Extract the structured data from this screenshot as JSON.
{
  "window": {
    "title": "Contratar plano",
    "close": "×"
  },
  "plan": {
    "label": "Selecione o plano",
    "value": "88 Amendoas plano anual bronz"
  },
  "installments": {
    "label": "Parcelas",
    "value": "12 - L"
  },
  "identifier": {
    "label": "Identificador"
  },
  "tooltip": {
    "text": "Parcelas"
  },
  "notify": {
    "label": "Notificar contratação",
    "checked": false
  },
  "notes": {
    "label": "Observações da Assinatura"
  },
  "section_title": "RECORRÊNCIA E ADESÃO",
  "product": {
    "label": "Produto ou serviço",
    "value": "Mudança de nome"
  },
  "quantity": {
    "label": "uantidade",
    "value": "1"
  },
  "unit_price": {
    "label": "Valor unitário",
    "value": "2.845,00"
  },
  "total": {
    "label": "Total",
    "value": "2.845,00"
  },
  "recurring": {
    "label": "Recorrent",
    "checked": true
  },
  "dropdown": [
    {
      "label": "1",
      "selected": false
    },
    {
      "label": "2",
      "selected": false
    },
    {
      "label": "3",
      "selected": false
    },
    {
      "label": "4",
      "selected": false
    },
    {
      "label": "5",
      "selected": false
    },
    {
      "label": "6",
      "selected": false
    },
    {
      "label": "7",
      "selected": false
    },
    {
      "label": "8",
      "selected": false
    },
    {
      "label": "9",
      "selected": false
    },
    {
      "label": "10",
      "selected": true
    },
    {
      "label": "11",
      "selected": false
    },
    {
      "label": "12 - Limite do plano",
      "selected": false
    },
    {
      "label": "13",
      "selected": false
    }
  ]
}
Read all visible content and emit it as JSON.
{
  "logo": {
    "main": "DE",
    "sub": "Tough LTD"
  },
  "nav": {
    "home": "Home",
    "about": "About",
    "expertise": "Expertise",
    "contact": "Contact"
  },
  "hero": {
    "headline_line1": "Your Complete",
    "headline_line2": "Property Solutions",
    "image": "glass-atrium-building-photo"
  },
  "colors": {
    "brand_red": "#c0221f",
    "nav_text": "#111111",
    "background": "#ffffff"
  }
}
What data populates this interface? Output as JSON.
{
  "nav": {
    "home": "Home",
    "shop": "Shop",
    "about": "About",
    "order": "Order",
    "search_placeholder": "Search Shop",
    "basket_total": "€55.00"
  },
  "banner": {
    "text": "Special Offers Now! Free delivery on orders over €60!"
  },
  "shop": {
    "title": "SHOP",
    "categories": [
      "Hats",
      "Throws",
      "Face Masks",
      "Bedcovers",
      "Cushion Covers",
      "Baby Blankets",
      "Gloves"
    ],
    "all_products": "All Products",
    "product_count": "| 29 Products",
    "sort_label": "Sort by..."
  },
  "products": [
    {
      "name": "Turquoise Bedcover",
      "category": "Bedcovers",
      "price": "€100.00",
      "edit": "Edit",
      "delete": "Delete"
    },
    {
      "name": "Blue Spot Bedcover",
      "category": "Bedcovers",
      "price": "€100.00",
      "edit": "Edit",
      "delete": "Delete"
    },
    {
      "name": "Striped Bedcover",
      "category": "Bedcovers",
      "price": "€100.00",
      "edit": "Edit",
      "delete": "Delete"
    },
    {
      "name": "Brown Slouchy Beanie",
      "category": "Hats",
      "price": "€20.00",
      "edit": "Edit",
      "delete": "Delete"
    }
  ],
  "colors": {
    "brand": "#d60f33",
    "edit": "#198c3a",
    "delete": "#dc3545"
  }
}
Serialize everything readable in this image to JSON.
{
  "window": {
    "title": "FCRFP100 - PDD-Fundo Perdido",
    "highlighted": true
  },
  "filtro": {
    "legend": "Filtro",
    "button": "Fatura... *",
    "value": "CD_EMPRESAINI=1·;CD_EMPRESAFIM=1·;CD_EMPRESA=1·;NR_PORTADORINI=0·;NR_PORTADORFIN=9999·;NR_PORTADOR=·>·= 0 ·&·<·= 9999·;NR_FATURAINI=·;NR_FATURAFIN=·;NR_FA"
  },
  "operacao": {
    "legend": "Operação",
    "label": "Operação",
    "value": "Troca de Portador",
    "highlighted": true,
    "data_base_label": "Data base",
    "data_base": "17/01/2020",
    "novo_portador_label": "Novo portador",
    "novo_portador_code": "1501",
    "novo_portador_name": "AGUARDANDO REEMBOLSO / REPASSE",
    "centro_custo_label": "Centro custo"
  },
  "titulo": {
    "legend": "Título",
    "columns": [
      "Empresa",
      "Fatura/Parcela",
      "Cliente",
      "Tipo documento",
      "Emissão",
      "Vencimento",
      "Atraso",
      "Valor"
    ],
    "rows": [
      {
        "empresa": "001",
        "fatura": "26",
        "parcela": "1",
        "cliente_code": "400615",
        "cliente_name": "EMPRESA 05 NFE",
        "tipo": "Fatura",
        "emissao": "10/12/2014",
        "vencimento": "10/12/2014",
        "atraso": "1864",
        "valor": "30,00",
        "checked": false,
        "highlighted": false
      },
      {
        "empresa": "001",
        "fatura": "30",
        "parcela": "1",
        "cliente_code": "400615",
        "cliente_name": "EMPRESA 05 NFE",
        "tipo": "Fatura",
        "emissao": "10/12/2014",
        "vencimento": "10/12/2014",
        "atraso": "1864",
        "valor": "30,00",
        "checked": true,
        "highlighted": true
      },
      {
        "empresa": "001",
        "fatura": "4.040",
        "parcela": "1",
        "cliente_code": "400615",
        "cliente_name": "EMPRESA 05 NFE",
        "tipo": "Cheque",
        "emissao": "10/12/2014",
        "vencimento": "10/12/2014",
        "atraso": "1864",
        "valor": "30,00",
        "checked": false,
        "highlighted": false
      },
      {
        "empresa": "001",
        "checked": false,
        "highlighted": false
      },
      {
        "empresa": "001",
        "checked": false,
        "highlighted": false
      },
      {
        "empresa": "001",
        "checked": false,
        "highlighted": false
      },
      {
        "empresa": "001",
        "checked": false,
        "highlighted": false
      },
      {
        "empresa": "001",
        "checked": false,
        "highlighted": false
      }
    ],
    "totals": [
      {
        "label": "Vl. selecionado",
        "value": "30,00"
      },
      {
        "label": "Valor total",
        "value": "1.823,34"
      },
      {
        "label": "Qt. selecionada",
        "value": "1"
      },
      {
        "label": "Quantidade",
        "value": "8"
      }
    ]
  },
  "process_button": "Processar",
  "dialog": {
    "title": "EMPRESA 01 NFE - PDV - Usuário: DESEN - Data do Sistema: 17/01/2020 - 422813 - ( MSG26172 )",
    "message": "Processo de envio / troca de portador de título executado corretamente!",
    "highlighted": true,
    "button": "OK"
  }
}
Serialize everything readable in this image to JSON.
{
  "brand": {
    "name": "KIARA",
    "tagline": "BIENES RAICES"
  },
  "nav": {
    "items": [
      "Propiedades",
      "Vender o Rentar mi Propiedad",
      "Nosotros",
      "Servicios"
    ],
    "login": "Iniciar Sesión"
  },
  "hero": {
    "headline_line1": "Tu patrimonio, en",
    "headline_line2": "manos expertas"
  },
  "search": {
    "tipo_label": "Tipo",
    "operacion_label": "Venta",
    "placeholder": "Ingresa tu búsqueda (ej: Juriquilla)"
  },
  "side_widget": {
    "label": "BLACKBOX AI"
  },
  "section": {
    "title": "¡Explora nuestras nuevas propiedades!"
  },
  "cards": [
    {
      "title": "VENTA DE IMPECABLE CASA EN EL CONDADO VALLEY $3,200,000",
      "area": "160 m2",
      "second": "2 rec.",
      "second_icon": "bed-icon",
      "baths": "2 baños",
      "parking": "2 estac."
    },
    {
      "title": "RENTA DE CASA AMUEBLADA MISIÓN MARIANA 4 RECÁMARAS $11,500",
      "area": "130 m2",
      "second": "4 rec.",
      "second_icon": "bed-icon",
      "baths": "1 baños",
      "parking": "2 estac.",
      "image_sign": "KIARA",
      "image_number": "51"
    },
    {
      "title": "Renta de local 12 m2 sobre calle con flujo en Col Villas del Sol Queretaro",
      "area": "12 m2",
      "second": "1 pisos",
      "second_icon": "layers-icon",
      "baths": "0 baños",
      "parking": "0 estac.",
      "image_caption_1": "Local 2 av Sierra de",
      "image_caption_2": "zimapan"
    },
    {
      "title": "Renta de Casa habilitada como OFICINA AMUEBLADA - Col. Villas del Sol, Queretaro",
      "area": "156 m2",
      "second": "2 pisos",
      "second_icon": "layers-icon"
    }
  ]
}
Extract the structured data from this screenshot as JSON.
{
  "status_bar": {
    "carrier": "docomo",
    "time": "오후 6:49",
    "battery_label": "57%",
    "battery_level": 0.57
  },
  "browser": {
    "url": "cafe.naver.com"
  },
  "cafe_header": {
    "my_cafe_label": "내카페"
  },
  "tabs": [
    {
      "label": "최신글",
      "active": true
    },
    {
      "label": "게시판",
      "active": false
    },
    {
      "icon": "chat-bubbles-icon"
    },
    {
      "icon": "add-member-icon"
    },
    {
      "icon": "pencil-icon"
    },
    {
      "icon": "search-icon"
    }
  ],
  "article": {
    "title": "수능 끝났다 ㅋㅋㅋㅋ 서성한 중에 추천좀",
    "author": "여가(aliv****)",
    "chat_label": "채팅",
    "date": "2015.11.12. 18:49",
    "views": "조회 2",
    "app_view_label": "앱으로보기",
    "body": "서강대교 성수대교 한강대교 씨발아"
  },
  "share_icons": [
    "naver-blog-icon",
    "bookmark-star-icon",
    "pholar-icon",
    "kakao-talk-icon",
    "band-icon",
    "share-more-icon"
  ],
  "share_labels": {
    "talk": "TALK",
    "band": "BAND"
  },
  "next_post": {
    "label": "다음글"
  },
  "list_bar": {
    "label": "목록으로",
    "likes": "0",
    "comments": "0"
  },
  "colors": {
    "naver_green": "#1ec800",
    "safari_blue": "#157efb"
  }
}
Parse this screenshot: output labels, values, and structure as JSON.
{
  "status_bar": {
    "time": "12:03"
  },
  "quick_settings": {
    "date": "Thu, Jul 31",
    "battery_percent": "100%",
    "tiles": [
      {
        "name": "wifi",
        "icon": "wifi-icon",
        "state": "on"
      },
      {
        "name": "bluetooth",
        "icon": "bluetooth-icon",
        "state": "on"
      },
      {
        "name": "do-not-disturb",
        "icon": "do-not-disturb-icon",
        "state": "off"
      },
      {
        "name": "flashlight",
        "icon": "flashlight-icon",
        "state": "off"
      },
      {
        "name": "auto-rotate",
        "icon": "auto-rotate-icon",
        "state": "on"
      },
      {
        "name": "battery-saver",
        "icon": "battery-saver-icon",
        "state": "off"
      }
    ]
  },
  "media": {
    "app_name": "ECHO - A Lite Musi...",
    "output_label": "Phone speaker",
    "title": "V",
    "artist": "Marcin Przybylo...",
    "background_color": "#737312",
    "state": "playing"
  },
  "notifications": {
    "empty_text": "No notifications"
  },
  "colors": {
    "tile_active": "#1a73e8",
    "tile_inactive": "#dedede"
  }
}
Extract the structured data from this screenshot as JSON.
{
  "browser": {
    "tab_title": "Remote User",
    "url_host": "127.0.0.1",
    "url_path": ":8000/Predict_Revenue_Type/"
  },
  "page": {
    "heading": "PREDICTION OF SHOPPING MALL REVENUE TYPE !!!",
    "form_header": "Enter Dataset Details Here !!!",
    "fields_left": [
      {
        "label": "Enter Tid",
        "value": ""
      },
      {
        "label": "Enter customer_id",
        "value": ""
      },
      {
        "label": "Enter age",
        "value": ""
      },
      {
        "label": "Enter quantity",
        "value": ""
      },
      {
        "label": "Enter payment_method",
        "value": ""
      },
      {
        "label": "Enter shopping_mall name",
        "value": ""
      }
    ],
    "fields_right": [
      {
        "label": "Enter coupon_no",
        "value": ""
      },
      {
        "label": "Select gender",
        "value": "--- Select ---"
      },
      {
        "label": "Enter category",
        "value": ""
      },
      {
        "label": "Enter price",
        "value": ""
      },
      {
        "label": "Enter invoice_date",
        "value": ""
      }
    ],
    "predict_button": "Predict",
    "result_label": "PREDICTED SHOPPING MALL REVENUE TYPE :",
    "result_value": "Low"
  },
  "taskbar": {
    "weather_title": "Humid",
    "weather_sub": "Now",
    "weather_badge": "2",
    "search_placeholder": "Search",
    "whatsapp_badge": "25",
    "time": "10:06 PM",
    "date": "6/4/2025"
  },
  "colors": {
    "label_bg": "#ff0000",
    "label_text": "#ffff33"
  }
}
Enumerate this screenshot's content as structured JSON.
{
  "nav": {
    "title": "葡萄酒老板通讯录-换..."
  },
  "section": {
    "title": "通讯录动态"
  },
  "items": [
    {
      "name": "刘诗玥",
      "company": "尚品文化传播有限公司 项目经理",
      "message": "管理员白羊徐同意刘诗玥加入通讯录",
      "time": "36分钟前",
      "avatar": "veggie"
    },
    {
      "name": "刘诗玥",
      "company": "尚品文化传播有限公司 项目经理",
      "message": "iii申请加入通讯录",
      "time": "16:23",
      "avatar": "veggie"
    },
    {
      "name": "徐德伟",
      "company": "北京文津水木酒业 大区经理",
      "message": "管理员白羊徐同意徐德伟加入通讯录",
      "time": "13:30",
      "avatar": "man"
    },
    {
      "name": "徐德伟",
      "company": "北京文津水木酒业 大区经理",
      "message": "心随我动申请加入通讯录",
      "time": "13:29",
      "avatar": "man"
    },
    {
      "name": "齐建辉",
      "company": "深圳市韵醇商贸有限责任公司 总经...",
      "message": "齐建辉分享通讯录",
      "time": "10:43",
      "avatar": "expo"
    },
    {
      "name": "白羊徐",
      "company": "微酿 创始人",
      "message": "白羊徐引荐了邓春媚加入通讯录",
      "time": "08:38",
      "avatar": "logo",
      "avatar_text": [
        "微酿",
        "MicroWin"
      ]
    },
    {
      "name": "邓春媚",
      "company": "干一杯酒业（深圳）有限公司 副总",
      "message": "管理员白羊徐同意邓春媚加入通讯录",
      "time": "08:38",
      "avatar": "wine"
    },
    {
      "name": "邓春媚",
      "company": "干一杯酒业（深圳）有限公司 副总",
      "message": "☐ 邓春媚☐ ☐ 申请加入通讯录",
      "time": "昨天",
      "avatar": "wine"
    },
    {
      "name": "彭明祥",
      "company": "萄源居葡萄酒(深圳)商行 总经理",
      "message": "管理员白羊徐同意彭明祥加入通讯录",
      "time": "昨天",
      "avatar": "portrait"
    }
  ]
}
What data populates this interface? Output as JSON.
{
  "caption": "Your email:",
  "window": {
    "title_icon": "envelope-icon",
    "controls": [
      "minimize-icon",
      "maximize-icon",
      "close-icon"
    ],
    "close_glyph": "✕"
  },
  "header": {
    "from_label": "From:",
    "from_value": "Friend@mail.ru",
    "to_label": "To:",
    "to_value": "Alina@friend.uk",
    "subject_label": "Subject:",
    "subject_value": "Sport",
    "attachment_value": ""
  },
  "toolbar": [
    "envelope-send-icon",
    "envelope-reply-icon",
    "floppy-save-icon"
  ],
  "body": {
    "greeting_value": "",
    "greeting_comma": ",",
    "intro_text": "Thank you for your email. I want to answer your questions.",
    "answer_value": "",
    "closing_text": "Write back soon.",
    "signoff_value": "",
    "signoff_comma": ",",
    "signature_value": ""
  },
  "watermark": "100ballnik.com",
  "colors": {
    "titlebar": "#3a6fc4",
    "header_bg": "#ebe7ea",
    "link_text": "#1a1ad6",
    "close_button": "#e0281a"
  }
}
:::::
▸ To do:
Go through the listing above line by line and say how many lines hold the word "message". Reply with that number only.

▸ Full solution:
10